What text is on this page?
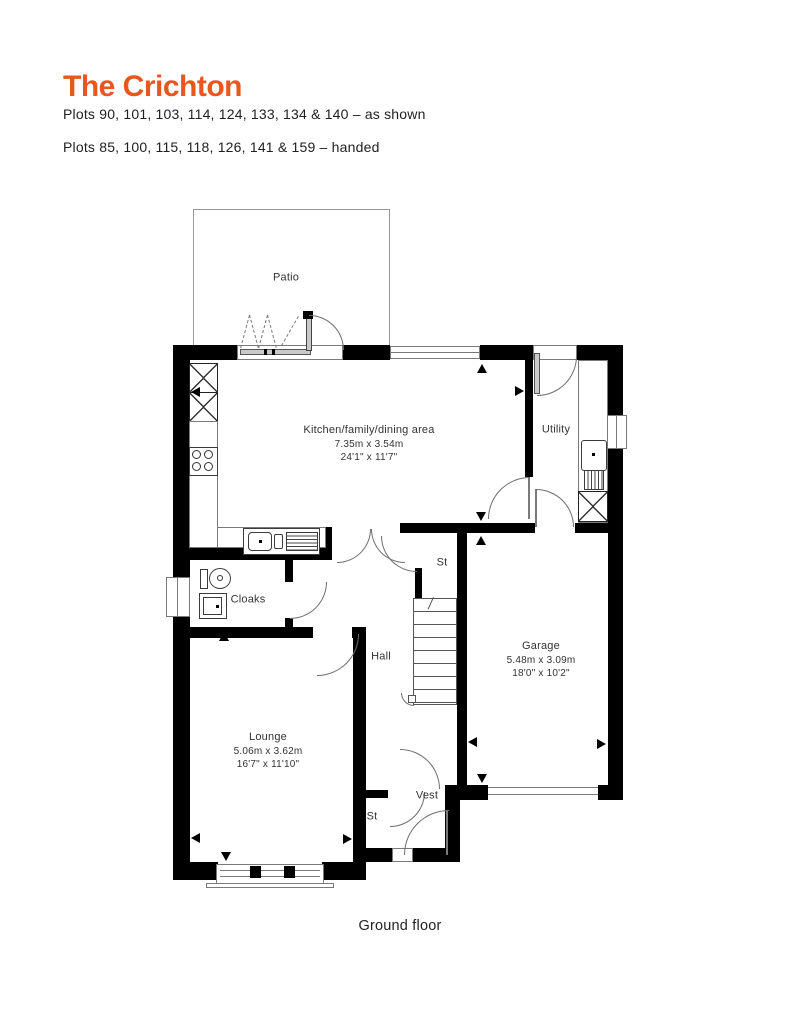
The Crichton
Plots 90, 101, 103, 114, 124, 133, 134 & 140 – as shown
Plots 85, 100, 115, 118, 126, 141 & 159 – handed
Patio
Kitchen/family/dining area
7.35m x 3.54m
24'1" x 11'7"
Utility
Cloaks
St
Hall
Garage
5.48m x 3.09m
18'0" x 10'2"
Lounge
5.06m x 3.62m
16'7" x 11'10"
St
Vest
Ground floor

### What the exercise asks
Repeat the data exactly, without the pictures.

### Solution for this problem
What text is on this page?
The Crichton
Plots 90, 101, 103, 114, 124, 133, 134 & 140 – as shown
Plots 85, 100, 115, 118, 126, 141 & 159 – handed
Patio
Kitchen/family/dining area
7.35m x 3.54m
24'1" x 11'7"
Utility
Cloaks
St
Hall
Garage
5.48m x 3.09m
18'0" x 10'2"
Lounge
5.06m x 3.62m
16'7" x 11'10"
St
Vest
Ground floor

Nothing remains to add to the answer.